CONSIGNE 1
Relevez toutes les dates mentionnées dans l'extrait de procédure ci-dessous, dans leur ordre d'apparition.

EXTRAIT DU DOCUMENT
━━━━━━

Procédure devant la cour :
Par une requête enregistrée le 12 mai 2015, MmeF..., représentée par Me E..., demande à la cour :
1°) d'annuler le jugement n° 1405691 du tribunal administratif de Strasbourg du 20 janvier 2015 ;
2°) d'annuler l'arrêté du préfet de la Moselle du 4 juillet 2014 ;
3°) d'enjoindre au préfet de la Moselle, à titre principal, de lui délivrer un titre de séjour, à titre subsidiaire, de réexaminer sa situation dans un délai déterminé, au besoin sous astreinte ;
4°) de mettre à la charge de l'État une somme de 1 500 euros à verser à son conseil en application des dispositions de l'article 37 de la loi du 10 juillet 1991.
Mme F...soutient que :
Sur le refus de titre de séjour:
- la décision est insuffisamment motivée dans la mesure où le préfet ne précise pas les éléments de fait qui fondent son rejet sur le fondement de l'article L. 313-14 du code de l'entrée et du séjour des étrangers et du droit d'asile ;
- le préfet a méconnu l'étendue de sa compétence ;
- le préfet a commis une erreur manifeste d'appréciation des conséquences de sa décision sur sa situation personnelle ;
Sur l'obligation de quitter le territoire français:
- le préfet s'est cru en situation de compétence liée ;
- l'illégalité du refus de titre de séjour entache d'illégalité l'obligation de quitter le territoire français ;
Sur la fixation du délai de départ volontaire:
- le préfet a commis une erreur de droit en s'estimant lié par le délai d'un mois énoncé par les dispositions du I de l'article L. 511-1 ;
Par un mémoire en défense enregistré le 24 juillet 2015, le préfet de la Moselle conclut au rejet de la requête.

━━━━━━

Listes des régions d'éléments
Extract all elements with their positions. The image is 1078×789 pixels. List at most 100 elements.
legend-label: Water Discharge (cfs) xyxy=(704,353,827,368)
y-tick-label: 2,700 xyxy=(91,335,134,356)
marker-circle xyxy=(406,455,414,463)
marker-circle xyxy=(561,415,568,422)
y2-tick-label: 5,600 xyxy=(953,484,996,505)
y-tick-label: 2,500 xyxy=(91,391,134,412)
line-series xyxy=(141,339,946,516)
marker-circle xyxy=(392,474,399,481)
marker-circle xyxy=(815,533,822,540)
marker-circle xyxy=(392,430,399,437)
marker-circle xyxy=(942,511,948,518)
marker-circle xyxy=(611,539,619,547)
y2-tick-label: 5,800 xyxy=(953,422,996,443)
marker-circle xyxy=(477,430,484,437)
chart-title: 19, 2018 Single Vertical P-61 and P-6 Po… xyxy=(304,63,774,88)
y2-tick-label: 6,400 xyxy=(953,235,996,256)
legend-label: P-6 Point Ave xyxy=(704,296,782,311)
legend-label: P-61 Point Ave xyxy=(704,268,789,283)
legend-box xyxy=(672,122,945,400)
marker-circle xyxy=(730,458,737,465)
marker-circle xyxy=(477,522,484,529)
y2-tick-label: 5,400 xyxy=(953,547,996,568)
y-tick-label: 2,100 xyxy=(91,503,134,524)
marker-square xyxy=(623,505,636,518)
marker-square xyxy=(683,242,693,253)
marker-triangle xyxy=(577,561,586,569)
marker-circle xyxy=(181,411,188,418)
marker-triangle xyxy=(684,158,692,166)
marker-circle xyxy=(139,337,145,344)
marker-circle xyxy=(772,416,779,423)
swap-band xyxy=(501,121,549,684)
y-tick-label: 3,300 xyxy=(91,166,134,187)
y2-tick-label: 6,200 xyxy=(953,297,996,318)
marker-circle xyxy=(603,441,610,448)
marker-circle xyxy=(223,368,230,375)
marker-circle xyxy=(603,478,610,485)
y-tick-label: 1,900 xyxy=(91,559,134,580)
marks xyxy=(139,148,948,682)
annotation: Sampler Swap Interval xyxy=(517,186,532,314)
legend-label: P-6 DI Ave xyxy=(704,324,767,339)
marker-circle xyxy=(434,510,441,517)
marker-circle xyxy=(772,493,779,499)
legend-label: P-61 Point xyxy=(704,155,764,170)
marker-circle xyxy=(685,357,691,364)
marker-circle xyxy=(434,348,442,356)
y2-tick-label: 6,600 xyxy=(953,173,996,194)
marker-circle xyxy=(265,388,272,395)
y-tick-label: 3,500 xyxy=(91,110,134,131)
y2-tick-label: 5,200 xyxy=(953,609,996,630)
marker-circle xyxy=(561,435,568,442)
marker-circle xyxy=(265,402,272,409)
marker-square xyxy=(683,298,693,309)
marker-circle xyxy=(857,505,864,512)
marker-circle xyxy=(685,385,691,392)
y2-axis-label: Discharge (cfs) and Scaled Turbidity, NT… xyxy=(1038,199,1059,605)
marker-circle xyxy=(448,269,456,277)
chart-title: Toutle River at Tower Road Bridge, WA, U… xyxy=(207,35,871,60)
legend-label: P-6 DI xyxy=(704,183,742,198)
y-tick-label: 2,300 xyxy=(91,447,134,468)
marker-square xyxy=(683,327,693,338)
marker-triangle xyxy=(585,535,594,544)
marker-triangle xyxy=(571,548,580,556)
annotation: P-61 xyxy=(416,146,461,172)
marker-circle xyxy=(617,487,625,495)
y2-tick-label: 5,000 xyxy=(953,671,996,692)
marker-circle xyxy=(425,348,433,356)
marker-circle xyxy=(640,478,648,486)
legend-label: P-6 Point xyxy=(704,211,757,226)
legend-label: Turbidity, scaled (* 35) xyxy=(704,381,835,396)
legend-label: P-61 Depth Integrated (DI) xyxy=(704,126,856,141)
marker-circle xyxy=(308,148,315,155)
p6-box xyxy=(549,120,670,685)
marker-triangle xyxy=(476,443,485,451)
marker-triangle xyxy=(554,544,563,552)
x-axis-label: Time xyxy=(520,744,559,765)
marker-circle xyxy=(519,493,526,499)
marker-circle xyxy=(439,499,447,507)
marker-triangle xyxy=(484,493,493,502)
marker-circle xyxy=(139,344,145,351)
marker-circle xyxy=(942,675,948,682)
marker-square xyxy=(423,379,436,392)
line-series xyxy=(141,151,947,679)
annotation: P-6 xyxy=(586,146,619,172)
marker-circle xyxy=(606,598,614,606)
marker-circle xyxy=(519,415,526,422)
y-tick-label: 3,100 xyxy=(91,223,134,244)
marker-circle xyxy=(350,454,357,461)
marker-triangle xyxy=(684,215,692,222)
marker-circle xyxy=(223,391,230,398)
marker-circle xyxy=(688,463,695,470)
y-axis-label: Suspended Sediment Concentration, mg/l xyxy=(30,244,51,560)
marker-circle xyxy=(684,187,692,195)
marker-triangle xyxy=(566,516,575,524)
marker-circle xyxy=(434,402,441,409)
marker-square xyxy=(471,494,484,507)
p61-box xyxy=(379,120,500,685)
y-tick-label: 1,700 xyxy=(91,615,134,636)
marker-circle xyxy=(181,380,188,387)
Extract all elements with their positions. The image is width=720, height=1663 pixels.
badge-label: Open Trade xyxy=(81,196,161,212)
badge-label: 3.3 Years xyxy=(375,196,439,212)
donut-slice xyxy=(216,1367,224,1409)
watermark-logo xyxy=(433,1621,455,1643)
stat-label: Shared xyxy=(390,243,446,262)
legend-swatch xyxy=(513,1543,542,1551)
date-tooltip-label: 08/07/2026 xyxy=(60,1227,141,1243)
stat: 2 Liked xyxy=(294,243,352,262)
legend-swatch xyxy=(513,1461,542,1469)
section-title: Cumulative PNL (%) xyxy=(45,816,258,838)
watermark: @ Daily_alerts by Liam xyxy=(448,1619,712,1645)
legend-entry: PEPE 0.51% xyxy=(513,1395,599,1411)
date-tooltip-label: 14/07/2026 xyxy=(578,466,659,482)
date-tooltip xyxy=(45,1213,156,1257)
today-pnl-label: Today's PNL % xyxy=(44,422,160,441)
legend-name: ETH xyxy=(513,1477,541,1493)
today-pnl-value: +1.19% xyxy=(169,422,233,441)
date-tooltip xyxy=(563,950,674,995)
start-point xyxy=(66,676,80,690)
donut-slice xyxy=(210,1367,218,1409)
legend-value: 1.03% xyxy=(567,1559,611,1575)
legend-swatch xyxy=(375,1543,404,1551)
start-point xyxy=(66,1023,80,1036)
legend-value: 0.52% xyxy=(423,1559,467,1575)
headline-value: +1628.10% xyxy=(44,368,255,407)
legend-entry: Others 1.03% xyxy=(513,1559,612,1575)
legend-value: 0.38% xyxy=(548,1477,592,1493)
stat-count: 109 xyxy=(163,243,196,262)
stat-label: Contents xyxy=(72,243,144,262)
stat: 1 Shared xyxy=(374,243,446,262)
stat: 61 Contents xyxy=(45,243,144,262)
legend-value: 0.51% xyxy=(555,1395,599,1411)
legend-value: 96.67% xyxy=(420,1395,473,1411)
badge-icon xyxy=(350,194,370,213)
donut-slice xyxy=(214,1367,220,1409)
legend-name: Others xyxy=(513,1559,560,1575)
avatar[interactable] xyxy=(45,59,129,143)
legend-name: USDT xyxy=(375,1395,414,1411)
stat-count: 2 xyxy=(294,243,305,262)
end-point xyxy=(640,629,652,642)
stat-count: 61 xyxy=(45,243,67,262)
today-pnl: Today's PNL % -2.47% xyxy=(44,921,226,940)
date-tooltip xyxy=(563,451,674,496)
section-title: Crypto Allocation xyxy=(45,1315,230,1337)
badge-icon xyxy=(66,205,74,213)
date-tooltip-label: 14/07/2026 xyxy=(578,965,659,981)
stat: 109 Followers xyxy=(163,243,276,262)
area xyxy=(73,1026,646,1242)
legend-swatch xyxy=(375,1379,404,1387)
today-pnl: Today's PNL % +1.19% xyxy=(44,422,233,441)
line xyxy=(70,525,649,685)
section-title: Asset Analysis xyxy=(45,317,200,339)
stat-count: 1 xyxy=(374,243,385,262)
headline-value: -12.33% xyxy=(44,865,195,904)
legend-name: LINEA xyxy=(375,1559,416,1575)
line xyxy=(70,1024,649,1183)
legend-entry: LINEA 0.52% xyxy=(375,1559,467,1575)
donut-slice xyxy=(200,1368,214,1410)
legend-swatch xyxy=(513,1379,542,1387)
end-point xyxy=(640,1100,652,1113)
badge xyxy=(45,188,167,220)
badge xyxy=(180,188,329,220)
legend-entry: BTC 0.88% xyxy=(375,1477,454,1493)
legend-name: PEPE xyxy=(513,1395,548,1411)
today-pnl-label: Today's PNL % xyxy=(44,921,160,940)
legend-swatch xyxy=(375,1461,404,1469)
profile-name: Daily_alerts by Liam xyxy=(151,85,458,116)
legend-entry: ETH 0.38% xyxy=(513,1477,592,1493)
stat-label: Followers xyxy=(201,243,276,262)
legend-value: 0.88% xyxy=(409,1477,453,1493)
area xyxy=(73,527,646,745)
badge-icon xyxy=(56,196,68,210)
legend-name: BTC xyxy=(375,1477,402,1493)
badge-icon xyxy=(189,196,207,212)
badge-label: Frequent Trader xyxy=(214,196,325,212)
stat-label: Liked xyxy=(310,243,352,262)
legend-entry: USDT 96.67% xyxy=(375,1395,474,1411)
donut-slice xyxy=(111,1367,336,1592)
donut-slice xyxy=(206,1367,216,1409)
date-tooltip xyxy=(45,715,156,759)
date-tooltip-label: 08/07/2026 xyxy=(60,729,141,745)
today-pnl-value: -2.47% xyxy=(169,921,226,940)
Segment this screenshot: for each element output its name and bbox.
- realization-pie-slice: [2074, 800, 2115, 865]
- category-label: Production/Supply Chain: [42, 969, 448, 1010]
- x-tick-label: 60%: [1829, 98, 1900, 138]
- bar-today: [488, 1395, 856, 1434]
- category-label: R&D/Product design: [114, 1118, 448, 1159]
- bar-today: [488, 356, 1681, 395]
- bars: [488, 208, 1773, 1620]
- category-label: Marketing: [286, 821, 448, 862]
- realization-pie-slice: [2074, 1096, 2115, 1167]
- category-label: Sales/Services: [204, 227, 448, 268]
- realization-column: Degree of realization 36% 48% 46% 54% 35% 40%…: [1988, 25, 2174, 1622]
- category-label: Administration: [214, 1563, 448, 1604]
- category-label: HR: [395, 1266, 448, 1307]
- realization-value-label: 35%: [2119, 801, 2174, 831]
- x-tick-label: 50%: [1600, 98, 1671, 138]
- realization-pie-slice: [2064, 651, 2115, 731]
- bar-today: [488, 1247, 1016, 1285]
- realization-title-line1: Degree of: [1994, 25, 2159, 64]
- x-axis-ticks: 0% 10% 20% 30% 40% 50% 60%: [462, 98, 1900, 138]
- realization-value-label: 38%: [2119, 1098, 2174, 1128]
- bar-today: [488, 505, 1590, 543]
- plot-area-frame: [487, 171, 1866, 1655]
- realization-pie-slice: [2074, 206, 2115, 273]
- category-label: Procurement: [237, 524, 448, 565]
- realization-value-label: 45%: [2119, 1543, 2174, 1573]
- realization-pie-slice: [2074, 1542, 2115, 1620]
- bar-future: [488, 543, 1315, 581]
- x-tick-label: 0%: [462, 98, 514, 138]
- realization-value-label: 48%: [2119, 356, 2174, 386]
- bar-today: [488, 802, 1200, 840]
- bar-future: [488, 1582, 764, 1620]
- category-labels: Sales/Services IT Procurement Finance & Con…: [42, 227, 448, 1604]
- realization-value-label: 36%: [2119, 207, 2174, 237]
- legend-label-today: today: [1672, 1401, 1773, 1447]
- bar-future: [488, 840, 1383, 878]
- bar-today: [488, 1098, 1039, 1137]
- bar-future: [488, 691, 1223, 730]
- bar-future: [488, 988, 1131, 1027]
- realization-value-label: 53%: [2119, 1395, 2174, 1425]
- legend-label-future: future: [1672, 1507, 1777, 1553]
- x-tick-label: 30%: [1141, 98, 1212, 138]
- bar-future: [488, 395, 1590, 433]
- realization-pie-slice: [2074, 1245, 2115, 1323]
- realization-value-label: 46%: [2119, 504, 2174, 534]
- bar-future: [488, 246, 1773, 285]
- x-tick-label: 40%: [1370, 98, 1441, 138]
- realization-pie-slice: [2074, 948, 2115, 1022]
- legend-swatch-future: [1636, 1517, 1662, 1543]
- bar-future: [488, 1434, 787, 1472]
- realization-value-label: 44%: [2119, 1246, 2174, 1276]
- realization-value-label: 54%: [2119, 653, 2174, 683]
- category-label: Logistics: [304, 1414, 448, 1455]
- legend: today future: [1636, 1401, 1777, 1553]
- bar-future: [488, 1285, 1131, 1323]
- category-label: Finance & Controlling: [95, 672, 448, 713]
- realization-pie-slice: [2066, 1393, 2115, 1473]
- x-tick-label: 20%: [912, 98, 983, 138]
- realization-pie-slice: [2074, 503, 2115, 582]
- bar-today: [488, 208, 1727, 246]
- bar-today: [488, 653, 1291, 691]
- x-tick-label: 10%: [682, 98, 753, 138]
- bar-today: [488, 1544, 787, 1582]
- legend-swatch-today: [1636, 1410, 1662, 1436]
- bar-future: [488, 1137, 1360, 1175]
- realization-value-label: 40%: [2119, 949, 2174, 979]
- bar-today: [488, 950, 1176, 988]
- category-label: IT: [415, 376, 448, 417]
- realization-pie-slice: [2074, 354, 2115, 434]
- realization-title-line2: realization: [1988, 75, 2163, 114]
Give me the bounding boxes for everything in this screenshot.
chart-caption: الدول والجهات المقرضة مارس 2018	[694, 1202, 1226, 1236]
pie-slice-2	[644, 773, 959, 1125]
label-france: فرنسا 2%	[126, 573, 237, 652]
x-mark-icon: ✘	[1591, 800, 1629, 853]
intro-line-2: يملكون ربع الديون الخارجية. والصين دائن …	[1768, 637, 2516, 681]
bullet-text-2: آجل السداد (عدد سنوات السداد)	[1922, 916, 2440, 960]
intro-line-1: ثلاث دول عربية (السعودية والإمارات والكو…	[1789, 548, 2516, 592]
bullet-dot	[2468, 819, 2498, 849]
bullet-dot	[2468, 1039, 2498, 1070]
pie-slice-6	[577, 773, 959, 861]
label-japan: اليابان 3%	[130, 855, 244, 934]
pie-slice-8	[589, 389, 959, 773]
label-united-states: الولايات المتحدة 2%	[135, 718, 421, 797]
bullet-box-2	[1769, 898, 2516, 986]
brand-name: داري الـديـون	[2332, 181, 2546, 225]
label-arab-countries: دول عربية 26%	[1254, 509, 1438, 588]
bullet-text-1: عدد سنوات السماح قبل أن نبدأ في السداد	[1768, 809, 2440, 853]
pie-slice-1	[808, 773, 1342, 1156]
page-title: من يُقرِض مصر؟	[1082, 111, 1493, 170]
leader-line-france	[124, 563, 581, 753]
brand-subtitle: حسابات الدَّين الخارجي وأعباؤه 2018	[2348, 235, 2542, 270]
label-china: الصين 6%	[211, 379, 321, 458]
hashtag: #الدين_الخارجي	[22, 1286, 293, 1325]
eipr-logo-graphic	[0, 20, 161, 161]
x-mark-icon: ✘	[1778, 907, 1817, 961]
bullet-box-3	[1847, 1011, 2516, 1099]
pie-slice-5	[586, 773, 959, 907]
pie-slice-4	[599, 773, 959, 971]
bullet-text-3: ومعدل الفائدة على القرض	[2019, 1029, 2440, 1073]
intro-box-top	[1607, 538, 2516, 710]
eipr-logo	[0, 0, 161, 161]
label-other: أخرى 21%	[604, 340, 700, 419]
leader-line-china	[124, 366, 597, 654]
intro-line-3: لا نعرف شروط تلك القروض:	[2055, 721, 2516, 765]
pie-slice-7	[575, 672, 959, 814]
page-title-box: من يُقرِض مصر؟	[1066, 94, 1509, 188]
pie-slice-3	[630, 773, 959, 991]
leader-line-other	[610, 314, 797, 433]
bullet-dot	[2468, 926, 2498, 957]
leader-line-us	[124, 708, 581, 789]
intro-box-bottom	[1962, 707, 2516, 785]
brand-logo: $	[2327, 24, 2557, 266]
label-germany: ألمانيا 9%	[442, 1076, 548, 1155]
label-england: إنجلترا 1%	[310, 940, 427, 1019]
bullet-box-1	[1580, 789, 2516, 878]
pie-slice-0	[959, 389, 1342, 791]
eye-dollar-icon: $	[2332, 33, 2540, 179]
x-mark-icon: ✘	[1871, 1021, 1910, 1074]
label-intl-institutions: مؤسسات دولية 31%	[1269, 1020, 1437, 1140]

━━━━━━

CONSIGNE 2
Recopiez fidèlement la liste, en partant de sa première ligne et en terminant par la ligne qui contient "marker-circle xyxy=(223,368,230,375)", ces deux lignes incluses.

RÉPONSE COMPLÈTE 1
- 12 mai 2015
- 20 janvier 2015
- 4 juillet 2014
- 10 juillet 1991
- 24 juillet 2015

RÉPONSE COMPLÈTE 2
Extract all elements with their positions. The image is 1078×789 pixels. List at most 100 elements.
legend-label: Water Discharge (cfs) xyxy=(704,353,827,368)
y-tick-label: 2,700 xyxy=(91,335,134,356)
marker-circle xyxy=(406,455,414,463)
marker-circle xyxy=(561,415,568,422)
y2-tick-label: 5,600 xyxy=(953,484,996,505)
y-tick-label: 2,500 xyxy=(91,391,134,412)
line-series xyxy=(141,339,946,516)
marker-circle xyxy=(392,474,399,481)
marker-circle xyxy=(815,533,822,540)
marker-circle xyxy=(392,430,399,437)
marker-circle xyxy=(942,511,948,518)
marker-circle xyxy=(611,539,619,547)
y2-tick-label: 5,800 xyxy=(953,422,996,443)
marker-circle xyxy=(477,430,484,437)
chart-title: 19, 2018 Single Vertical P-61 and P-6 Po… xyxy=(304,63,774,88)
y2-tick-label: 6,400 xyxy=(953,235,996,256)
legend-label: P-6 Point Ave xyxy=(704,296,782,311)
legend-label: P-61 Point Ave xyxy=(704,268,789,283)
legend-box xyxy=(672,122,945,400)
marker-circle xyxy=(730,458,737,465)
marker-circle xyxy=(477,522,484,529)
y2-tick-label: 5,400 xyxy=(953,547,996,568)
y-tick-label: 2,100 xyxy=(91,503,134,524)
marker-square xyxy=(623,505,636,518)
marker-square xyxy=(683,242,693,253)
marker-triangle xyxy=(577,561,586,569)
marker-circle xyxy=(181,411,188,418)
marker-triangle xyxy=(684,158,692,166)
marker-circle xyxy=(139,337,145,344)
marker-circle xyxy=(772,416,779,423)
swap-band xyxy=(501,121,549,684)
y-tick-label: 3,300 xyxy=(91,166,134,187)
y2-tick-label: 6,200 xyxy=(953,297,996,318)
marker-circle xyxy=(603,441,610,448)
marker-circle xyxy=(223,368,230,375)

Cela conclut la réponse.